**Task details:** Return the whole listing exactly as it stands.

Data records
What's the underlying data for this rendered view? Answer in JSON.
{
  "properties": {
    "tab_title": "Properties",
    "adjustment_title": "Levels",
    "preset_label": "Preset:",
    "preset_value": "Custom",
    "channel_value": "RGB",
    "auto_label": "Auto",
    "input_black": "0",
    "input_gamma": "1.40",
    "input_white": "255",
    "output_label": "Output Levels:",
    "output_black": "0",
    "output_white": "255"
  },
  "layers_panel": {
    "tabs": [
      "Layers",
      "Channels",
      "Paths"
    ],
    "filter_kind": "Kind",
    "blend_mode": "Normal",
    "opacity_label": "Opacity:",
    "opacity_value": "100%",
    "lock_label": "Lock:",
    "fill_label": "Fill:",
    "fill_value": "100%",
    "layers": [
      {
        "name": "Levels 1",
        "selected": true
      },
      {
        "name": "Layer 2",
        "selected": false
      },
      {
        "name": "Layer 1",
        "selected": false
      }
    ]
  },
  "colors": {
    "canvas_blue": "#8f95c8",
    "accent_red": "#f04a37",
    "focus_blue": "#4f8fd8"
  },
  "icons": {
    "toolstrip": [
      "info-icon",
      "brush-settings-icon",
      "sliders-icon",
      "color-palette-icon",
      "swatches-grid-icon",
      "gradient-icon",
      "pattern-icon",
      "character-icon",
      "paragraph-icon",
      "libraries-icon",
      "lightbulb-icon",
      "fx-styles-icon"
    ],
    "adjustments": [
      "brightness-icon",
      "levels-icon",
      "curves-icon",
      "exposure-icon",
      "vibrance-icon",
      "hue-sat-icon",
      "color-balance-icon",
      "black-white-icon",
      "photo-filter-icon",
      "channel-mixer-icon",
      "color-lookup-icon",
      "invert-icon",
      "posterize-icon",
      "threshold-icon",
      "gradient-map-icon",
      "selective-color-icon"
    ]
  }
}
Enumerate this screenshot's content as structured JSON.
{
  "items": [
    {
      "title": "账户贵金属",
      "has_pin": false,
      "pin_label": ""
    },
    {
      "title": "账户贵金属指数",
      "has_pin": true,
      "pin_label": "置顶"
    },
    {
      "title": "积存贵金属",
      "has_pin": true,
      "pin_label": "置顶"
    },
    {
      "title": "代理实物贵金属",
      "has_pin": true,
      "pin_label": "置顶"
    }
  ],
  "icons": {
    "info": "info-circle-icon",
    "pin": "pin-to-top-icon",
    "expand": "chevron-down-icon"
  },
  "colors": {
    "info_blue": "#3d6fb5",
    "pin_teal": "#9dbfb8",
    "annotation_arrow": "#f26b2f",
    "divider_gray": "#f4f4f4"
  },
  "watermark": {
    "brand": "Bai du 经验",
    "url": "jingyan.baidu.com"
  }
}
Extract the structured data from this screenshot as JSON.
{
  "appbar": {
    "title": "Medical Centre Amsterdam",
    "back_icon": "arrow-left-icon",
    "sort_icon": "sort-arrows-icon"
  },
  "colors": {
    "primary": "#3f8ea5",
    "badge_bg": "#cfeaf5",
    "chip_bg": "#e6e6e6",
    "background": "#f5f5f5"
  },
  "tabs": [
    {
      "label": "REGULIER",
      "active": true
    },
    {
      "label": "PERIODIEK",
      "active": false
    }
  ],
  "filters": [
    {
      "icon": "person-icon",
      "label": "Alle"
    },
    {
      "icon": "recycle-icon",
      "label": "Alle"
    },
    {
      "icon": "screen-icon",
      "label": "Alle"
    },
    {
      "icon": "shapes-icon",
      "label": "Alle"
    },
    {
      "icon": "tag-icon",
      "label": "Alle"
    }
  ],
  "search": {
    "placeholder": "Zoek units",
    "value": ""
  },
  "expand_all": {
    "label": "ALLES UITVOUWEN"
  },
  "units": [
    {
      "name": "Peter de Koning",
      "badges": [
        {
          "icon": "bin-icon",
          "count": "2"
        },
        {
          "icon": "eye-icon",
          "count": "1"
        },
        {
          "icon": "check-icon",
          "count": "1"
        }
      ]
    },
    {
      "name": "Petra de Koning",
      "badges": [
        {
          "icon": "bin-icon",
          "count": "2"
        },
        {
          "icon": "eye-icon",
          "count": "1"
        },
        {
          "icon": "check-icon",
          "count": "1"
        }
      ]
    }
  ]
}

**Finished task:**
What's the underlying data for this rendered view? Answer in JSON.
{
  "properties": {
    "tab_title": "Properties",
    "adjustment_title": "Levels",
    "preset_label": "Preset:",
    "preset_value": "Custom",
    "channel_value": "RGB",
    "auto_label": "Auto",
    "input_black": "0",
    "input_gamma": "1.40",
    "input_white": "255",
    "output_label": "Output Levels:",
    "output_black": "0",
    "output_white": "255"
  },
  "layers_panel": {
    "tabs": [
      "Layers",
      "Channels",
      "Paths"
    ],
    "filter_kind": "Kind",
    "blend_mode": "Normal",
    "opacity_label": "Opacity:",
    "opacity_value": "100%",
    "lock_label": "Lock:",
    "fill_label": "Fill:",
    "fill_value": "100%",
    "layers": [
      {
        "name": "Levels 1",
        "selected": true
      },
      {
        "name": "Layer 2",
        "selected": false
      },
      {
        "name": "Layer 1",
        "selected": false
      }
    ]
  },
  "colors": {
    "canvas_blue": "#8f95c8",
    "accent_red": "#f04a37",
    "focus_blue": "#4f8fd8"
  },
  "icons": {
    "toolstrip": [
      "info-icon",
      "brush-settings-icon",
      "sliders-icon",
      "color-palette-icon",
      "swatches-grid-icon",
      "gradient-icon",
      "pattern-icon",
      "character-icon",
      "paragraph-icon",
      "libraries-icon",
      "lightbulb-icon",
      "fx-styles-icon"
    ],
    "adjustments": [
      "brightness-icon",
      "levels-icon",
      "curves-icon",
      "exposure-icon",
      "vibrance-icon",
      "hue-sat-icon",
      "color-balance-icon",
      "black-white-icon",
      "photo-filter-icon",
      "channel-mixer-icon",
      "color-lookup-icon",
      "invert-icon",
      "posterize-icon",
      "threshold-icon",
      "gradient-map-icon",
      "selective-color-icon"
    ]
  }
}
Enumerate this screenshot's content as structured JSON.
{
  "items": [
    {
      "title": "账户贵金属",
      "has_pin": false,
      "pin_label": ""
    },
    {
      "title": "账户贵金属指数",
      "has_pin": true,
      "pin_label": "置顶"
    },
    {
      "title": "积存贵金属",
      "has_pin": true,
      "pin_label": "置顶"
    },
    {
      "title": "代理实物贵金属",
      "has_pin": true,
      "pin_label": "置顶"
    }
  ],
  "icons": {
    "info": "info-circle-icon",
    "pin": "pin-to-top-icon",
    "expand": "chevron-down-icon"
  },
  "colors": {
    "info_blue": "#3d6fb5",
    "pin_teal": "#9dbfb8",
    "annotation_arrow": "#f26b2f",
    "divider_gray": "#f4f4f4"
  },
  "watermark": {
    "brand": "Bai du 经验",
    "url": "jingyan.baidu.com"
  }
}
Extract the structured data from this screenshot as JSON.
{
  "appbar": {
    "title": "Medical Centre Amsterdam",
    "back_icon": "arrow-left-icon",
    "sort_icon": "sort-arrows-icon"
  },
  "colors": {
    "primary": "#3f8ea5",
    "badge_bg": "#cfeaf5",
    "chip_bg": "#e6e6e6",
    "background": "#f5f5f5"
  },
  "tabs": [
    {
      "label": "REGULIER",
      "active": true
    },
    {
      "label": "PERIODIEK",
      "active": false
    }
  ],
  "filters": [
    {
      "icon": "person-icon",
      "label": "Alle"
    },
    {
      "icon": "recycle-icon",
      "label": "Alle"
    },
    {
      "icon": "screen-icon",
      "label": "Alle"
    },
    {
      "icon": "shapes-icon",
      "label": "Alle"
    },
    {
      "icon": "tag-icon",
      "label": "Alle"
    }
  ],
  "search": {
    "placeholder": "Zoek units",
    "value": ""
  },
  "expand_all": {
    "label": "ALLES UITVOUWEN"
  },
  "units": [
    {
      "name": "Peter de Koning",
      "badges": [
        {
          "icon": "bin-icon",
          "count": "2"
        },
        {
          "icon": "eye-icon",
          "count": "1"
        },
        {
          "icon": "check-icon",
          "count": "1"
        }
      ]
    },
    {
      "name": "Petra de Koning",
      "badges": [
        {
          "icon": "bin-icon",
          "count": "2"
        },
        {
          "icon": "eye-icon",
          "count": "1"
        },
        {
          "icon": "check-icon",
          "count": "1"
        }
      ]
    }
  ]
}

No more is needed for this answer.